• [Aim]: Word for word, print each line of the listing below; pictures stay out.

• [Supplied material]:
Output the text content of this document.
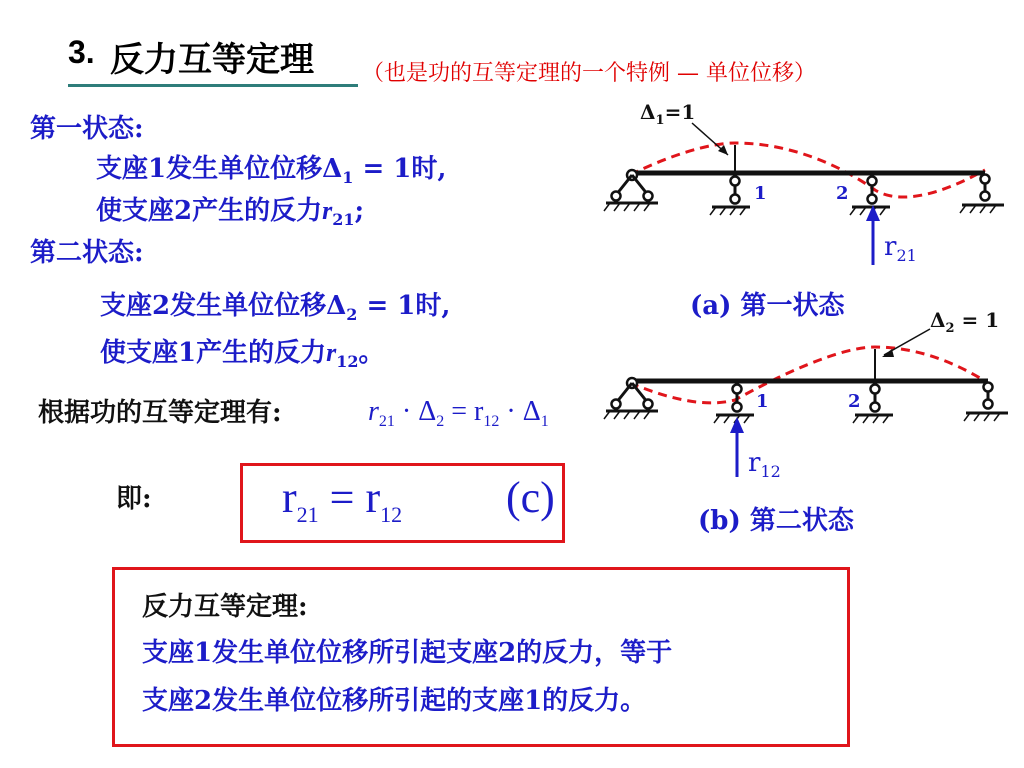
3. 反力互等定理 （也是功的互等定理的一个特例 — 单位位移）
第一状态:
支座1发生单位位移$\Delta_1 = 1$时,
使支座2产生的反力$r_{21}$;
第二状态:
支座2发生单位位移$\Delta_2 = 1$时,
使支座1产生的反力$r_{12}$。
根据功的互等定理有:	$r_{21} \cdot \Delta_2 = r_{12} \cdot \Delta_1$
即:	$r_{21} = r_{12}$ (c)
反力互等定理:
支座1发生单位位移所引起支座2的反力，等于
支座2发生单位位移所引起的支座1的反力。
$\Delta_1=1$
1	2
$r_{21}$
(a) 第一状态	$\Delta_2 = 1$
1	2
$r_{12}$
(b) 第二状态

• [Exercise output]:
Output the text content of this document.
3. 反力互等定理 （也是功的互等定理的一个特例 — 单位位移）
第一状态:
支座1发生单位位移$\Delta_1 = 1$时,
使支座2产生的反力$r_{21}$;
第二状态:
支座2发生单位位移$\Delta_2 = 1$时,
使支座1产生的反力$r_{12}$。
根据功的互等定理有:	$r_{21} \cdot \Delta_2 = r_{12} \cdot \Delta_1$
即:	$r_{21} = r_{12}$ (c)
反力互等定理:
支座1发生单位位移所引起支座2的反力，等于
支座2发生单位位移所引起的支座1的反力。
$\Delta_1=1$
1	2
$r_{21}$
(a) 第一状态	$\Delta_2 = 1$
1	2
$r_{12}$
(b) 第二状态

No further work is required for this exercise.